> [Input material]

>> start

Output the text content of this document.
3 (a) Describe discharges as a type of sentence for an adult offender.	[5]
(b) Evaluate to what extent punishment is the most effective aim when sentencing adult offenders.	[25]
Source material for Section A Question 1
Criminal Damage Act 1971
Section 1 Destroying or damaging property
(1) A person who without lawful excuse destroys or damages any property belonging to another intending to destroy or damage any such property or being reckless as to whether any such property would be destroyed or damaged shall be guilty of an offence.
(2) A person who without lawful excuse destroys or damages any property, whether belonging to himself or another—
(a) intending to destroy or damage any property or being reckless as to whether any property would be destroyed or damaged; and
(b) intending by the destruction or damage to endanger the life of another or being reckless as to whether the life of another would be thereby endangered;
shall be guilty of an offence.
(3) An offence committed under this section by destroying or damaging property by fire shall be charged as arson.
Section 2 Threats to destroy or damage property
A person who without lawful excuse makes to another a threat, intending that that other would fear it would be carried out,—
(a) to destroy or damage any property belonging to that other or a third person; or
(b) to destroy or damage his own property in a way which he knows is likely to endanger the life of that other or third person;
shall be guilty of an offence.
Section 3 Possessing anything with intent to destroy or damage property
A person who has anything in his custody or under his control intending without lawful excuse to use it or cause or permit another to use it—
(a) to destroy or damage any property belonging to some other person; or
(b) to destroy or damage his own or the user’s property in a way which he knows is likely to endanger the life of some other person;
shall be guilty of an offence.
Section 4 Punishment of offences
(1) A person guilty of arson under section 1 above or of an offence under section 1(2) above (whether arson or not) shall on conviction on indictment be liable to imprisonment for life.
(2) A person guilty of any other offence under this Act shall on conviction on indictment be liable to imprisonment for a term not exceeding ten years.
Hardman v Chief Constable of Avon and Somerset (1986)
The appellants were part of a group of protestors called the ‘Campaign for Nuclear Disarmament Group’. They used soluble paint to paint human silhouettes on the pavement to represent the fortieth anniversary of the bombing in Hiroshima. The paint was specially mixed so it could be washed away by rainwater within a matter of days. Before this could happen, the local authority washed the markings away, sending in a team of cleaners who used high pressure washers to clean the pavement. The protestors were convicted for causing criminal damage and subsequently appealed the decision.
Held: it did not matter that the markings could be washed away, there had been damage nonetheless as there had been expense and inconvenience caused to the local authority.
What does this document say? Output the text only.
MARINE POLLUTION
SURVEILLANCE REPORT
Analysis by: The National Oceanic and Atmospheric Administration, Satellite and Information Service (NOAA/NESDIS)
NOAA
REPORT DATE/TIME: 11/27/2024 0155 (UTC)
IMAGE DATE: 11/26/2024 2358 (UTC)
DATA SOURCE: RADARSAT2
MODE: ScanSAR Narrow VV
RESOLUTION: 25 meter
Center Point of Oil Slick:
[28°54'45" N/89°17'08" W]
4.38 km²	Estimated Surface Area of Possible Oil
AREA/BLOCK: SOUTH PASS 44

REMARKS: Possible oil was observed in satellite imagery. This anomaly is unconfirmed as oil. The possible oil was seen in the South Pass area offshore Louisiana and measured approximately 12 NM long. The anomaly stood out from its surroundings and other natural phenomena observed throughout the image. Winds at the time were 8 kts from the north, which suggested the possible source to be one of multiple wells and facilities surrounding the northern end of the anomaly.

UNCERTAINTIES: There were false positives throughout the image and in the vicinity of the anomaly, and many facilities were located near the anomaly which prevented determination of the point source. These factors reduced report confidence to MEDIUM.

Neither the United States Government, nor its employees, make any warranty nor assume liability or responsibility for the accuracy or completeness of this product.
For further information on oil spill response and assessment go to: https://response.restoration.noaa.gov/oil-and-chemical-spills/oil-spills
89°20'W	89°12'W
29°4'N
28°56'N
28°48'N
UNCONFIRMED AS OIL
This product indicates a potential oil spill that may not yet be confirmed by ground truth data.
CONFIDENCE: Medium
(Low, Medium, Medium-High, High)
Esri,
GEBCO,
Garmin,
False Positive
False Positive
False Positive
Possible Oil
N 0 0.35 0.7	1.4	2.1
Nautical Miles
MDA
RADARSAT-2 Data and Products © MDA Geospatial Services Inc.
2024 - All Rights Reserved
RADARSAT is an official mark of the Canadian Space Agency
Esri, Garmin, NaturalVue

>> end

> [Exercise description] How many lines in the data contain the string "authority"? Respond with the number only.

> [Solution for this exercise] 2